# start of Raw data

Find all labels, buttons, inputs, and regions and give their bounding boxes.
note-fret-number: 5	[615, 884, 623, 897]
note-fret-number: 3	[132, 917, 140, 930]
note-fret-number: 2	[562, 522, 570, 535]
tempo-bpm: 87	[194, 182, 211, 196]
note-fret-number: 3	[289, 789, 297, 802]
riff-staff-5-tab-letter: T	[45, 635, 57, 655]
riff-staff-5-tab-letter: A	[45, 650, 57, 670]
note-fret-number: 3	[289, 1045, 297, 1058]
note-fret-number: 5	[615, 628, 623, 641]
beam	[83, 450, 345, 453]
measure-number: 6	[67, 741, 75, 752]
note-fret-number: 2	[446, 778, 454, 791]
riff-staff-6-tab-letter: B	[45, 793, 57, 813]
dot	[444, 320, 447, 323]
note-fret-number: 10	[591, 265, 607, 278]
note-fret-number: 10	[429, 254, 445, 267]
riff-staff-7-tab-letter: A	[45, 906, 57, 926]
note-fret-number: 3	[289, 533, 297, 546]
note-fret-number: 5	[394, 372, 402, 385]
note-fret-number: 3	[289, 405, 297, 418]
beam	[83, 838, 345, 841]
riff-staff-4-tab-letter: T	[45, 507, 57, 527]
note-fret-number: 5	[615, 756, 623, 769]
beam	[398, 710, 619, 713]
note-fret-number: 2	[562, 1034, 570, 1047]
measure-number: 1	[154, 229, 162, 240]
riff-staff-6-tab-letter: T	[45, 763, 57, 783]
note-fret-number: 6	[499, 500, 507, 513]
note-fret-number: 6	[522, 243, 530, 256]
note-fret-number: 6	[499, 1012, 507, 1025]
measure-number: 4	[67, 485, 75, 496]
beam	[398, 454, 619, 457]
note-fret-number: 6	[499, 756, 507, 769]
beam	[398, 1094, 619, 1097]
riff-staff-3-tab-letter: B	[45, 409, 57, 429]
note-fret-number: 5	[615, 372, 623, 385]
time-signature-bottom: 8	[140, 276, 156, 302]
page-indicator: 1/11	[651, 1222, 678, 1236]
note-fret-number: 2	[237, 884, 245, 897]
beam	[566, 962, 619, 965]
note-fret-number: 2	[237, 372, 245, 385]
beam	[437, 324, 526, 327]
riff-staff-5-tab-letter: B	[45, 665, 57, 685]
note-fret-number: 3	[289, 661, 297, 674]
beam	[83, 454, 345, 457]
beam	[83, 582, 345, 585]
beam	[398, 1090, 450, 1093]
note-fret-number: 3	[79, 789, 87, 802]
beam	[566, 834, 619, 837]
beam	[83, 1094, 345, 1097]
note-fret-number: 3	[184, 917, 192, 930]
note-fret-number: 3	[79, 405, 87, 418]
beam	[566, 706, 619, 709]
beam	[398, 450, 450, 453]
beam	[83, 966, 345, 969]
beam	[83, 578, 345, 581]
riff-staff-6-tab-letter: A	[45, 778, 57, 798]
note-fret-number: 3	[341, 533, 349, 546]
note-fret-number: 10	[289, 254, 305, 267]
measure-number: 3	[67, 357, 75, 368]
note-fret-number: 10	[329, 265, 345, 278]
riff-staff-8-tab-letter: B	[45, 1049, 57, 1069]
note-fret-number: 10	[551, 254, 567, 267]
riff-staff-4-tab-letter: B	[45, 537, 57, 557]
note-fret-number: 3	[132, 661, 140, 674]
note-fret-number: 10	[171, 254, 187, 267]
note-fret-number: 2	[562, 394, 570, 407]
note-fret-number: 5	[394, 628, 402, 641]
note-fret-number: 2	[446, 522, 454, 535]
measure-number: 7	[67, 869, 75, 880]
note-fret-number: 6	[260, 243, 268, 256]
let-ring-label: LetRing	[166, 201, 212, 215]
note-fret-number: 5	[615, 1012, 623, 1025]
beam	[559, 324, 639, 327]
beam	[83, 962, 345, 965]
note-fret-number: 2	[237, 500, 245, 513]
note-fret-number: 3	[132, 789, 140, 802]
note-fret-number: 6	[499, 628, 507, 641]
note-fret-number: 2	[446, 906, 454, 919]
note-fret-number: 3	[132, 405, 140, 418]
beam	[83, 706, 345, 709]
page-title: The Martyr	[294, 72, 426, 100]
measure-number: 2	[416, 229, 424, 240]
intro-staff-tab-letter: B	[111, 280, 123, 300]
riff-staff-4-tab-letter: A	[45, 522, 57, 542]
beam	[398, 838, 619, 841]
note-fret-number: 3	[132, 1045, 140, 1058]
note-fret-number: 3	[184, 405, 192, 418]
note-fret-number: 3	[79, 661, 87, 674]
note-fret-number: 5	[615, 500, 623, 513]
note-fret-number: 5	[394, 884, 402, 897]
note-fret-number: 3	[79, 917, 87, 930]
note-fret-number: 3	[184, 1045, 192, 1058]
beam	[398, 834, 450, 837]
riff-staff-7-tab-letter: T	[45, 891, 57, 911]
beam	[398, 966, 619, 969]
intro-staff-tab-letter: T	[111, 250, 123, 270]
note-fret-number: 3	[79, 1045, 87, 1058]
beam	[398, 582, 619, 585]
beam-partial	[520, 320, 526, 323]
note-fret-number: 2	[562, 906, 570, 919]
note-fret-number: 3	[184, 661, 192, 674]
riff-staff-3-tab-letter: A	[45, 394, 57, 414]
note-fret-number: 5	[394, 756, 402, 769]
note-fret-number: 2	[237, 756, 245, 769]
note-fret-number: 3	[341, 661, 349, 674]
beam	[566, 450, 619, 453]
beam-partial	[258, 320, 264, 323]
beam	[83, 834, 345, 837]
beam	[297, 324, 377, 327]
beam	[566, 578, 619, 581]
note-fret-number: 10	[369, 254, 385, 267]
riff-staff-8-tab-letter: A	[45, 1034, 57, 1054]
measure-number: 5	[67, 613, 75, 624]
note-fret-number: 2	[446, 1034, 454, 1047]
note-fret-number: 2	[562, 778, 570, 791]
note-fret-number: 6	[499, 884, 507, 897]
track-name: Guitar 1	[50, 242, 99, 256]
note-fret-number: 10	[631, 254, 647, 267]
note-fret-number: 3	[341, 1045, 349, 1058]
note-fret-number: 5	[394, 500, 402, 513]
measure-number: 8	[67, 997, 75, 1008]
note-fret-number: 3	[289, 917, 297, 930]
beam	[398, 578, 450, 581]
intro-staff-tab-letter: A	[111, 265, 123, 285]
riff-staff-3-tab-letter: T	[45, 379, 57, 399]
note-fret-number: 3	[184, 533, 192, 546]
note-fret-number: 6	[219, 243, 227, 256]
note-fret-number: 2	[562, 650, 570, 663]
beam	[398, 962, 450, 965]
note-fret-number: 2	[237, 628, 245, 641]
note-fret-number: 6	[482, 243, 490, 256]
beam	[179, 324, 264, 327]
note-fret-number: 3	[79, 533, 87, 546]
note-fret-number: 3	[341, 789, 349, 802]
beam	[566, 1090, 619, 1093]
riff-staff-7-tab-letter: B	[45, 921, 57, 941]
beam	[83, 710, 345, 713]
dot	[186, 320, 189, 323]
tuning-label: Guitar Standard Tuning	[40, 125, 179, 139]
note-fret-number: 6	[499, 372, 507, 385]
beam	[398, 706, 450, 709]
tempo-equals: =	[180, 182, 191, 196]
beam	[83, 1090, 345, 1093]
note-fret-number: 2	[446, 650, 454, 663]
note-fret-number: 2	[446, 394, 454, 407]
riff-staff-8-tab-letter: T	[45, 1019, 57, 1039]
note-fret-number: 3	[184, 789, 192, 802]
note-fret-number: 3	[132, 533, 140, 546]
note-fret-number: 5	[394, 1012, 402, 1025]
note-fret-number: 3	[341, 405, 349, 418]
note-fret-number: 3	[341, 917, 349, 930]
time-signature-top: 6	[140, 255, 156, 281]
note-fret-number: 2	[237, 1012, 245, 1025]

# end of Raw data

▶ _Task brief_
Copy every line of the records above verbatim.

▶ _Worked solution_
Find all labels, buttons, inputs, and regions and give their bounding boxes.
note-fret-number: 5	[615, 884, 623, 897]
note-fret-number: 3	[132, 917, 140, 930]
note-fret-number: 2	[562, 522, 570, 535]
tempo-bpm: 87	[194, 182, 211, 196]
note-fret-number: 3	[289, 789, 297, 802]
riff-staff-5-tab-letter: T	[45, 635, 57, 655]
riff-staff-5-tab-letter: A	[45, 650, 57, 670]
note-fret-number: 3	[289, 1045, 297, 1058]
note-fret-number: 5	[615, 628, 623, 641]
beam	[83, 450, 345, 453]
measure-number: 6	[67, 741, 75, 752]
note-fret-number: 2	[446, 778, 454, 791]
riff-staff-6-tab-letter: B	[45, 793, 57, 813]
dot	[444, 320, 447, 323]
note-fret-number: 10	[591, 265, 607, 278]
note-fret-number: 10	[429, 254, 445, 267]
riff-staff-7-tab-letter: A	[45, 906, 57, 926]
note-fret-number: 3	[289, 533, 297, 546]
note-fret-number: 5	[394, 372, 402, 385]
note-fret-number: 3	[289, 405, 297, 418]
beam	[83, 838, 345, 841]
riff-staff-4-tab-letter: T	[45, 507, 57, 527]
note-fret-number: 5	[615, 756, 623, 769]
beam	[398, 710, 619, 713]
note-fret-number: 2	[562, 1034, 570, 1047]
measure-number: 1	[154, 229, 162, 240]
riff-staff-6-tab-letter: T	[45, 763, 57, 783]
note-fret-number: 6	[499, 500, 507, 513]
note-fret-number: 6	[522, 243, 530, 256]
note-fret-number: 6	[499, 1012, 507, 1025]
measure-number: 4	[67, 485, 75, 496]
beam	[398, 454, 619, 457]
note-fret-number: 6	[499, 756, 507, 769]
beam	[398, 1094, 619, 1097]
riff-staff-3-tab-letter: B	[45, 409, 57, 429]
note-fret-number: 5	[615, 372, 623, 385]
time-signature-bottom: 8	[140, 276, 156, 302]
page-indicator: 1/11	[651, 1222, 678, 1236]
note-fret-number: 2	[237, 884, 245, 897]
beam	[566, 962, 619, 965]
note-fret-number: 2	[237, 372, 245, 385]
beam	[437, 324, 526, 327]
riff-staff-5-tab-letter: B	[45, 665, 57, 685]
note-fret-number: 3	[289, 661, 297, 674]
beam	[83, 454, 345, 457]
beam	[83, 582, 345, 585]
beam	[398, 1090, 450, 1093]
note-fret-number: 3	[79, 789, 87, 802]
beam	[566, 834, 619, 837]
beam	[83, 1094, 345, 1097]
note-fret-number: 3	[184, 917, 192, 930]
note-fret-number: 3	[79, 405, 87, 418]
beam	[566, 706, 619, 709]
beam	[398, 450, 450, 453]
beam	[83, 966, 345, 969]
beam	[83, 578, 345, 581]
riff-staff-6-tab-letter: A	[45, 778, 57, 798]
note-fret-number: 3	[341, 533, 349, 546]
note-fret-number: 10	[289, 254, 305, 267]
measure-number: 3	[67, 357, 75, 368]
note-fret-number: 10	[329, 265, 345, 278]
riff-staff-8-tab-letter: B	[45, 1049, 57, 1069]
note-fret-number: 10	[551, 254, 567, 267]
riff-staff-4-tab-letter: B	[45, 537, 57, 557]
note-fret-number: 3	[132, 661, 140, 674]
note-fret-number: 10	[171, 254, 187, 267]
note-fret-number: 2	[562, 394, 570, 407]
note-fret-number: 5	[394, 628, 402, 641]
note-fret-number: 2	[446, 522, 454, 535]
measure-number: 7	[67, 869, 75, 880]
note-fret-number: 6	[260, 243, 268, 256]
let-ring-label: LetRing	[166, 201, 212, 215]
note-fret-number: 5	[615, 1012, 623, 1025]
beam	[559, 324, 639, 327]
beam	[83, 962, 345, 965]
note-fret-number: 2	[237, 500, 245, 513]
note-fret-number: 3	[132, 789, 140, 802]
note-fret-number: 6	[499, 628, 507, 641]
note-fret-number: 2	[446, 906, 454, 919]
note-fret-number: 3	[132, 405, 140, 418]
beam	[83, 706, 345, 709]
page-title: The Martyr	[294, 72, 426, 100]
measure-number: 2	[416, 229, 424, 240]
intro-staff-tab-letter: B	[111, 280, 123, 300]
riff-staff-4-tab-letter: A	[45, 522, 57, 542]
beam	[398, 838, 619, 841]
note-fret-number: 3	[132, 1045, 140, 1058]
note-fret-number: 3	[184, 405, 192, 418]
note-fret-number: 3	[79, 661, 87, 674]
note-fret-number: 5	[615, 500, 623, 513]
note-fret-number: 5	[394, 884, 402, 897]
note-fret-number: 3	[79, 917, 87, 930]
note-fret-number: 3	[184, 1045, 192, 1058]
beam	[398, 834, 450, 837]
riff-staff-7-tab-letter: T	[45, 891, 57, 911]
beam	[398, 966, 619, 969]
intro-staff-tab-letter: T	[111, 250, 123, 270]
note-fret-number: 3	[79, 1045, 87, 1058]
beam	[398, 582, 619, 585]
beam-partial	[520, 320, 526, 323]
note-fret-number: 2	[562, 906, 570, 919]
note-fret-number: 3	[184, 661, 192, 674]
riff-staff-3-tab-letter: A	[45, 394, 57, 414]
note-fret-number: 5	[394, 756, 402, 769]
note-fret-number: 2	[237, 756, 245, 769]
note-fret-number: 3	[341, 661, 349, 674]
beam	[566, 450, 619, 453]
beam-partial	[258, 320, 264, 323]
beam	[83, 834, 345, 837]
beam	[297, 324, 377, 327]
beam	[566, 578, 619, 581]
note-fret-number: 10	[369, 254, 385, 267]
riff-staff-8-tab-letter: A	[45, 1034, 57, 1054]
measure-number: 5	[67, 613, 75, 624]
note-fret-number: 2	[446, 1034, 454, 1047]
note-fret-number: 2	[562, 778, 570, 791]
note-fret-number: 6	[499, 884, 507, 897]
track-name: Guitar 1	[50, 242, 99, 256]
note-fret-number: 10	[631, 254, 647, 267]
note-fret-number: 3	[341, 1045, 349, 1058]
note-fret-number: 5	[394, 500, 402, 513]
measure-number: 8	[67, 997, 75, 1008]
note-fret-number: 3	[289, 917, 297, 930]
beam	[398, 578, 450, 581]
intro-staff-tab-letter: A	[111, 265, 123, 285]
riff-staff-3-tab-letter: T	[45, 379, 57, 399]
note-fret-number: 3	[184, 533, 192, 546]
note-fret-number: 6	[219, 243, 227, 256]
note-fret-number: 2	[562, 650, 570, 663]
beam	[398, 962, 450, 965]
note-fret-number: 2	[237, 628, 245, 641]
note-fret-number: 6	[482, 243, 490, 256]
beam	[179, 324, 264, 327]
note-fret-number: 3	[79, 533, 87, 546]
note-fret-number: 3	[341, 789, 349, 802]
beam	[566, 1090, 619, 1093]
riff-staff-7-tab-letter: B	[45, 921, 57, 941]
beam	[83, 710, 345, 713]
dot	[186, 320, 189, 323]
tuning-label: Guitar Standard Tuning	[40, 125, 179, 139]
note-fret-number: 6	[499, 372, 507, 385]
beam	[398, 706, 450, 709]
tempo-equals: =	[180, 182, 191, 196]
beam	[83, 1090, 345, 1093]
note-fret-number: 2	[446, 650, 454, 663]
note-fret-number: 2	[446, 394, 454, 407]
riff-staff-8-tab-letter: T	[45, 1019, 57, 1039]
note-fret-number: 3	[184, 789, 192, 802]
note-fret-number: 3	[132, 533, 140, 546]
note-fret-number: 5	[394, 1012, 402, 1025]
note-fret-number: 3	[341, 405, 349, 418]
note-fret-number: 3	[341, 917, 349, 930]
time-signature-top: 6	[140, 255, 156, 281]
note-fret-number: 2	[237, 1012, 245, 1025]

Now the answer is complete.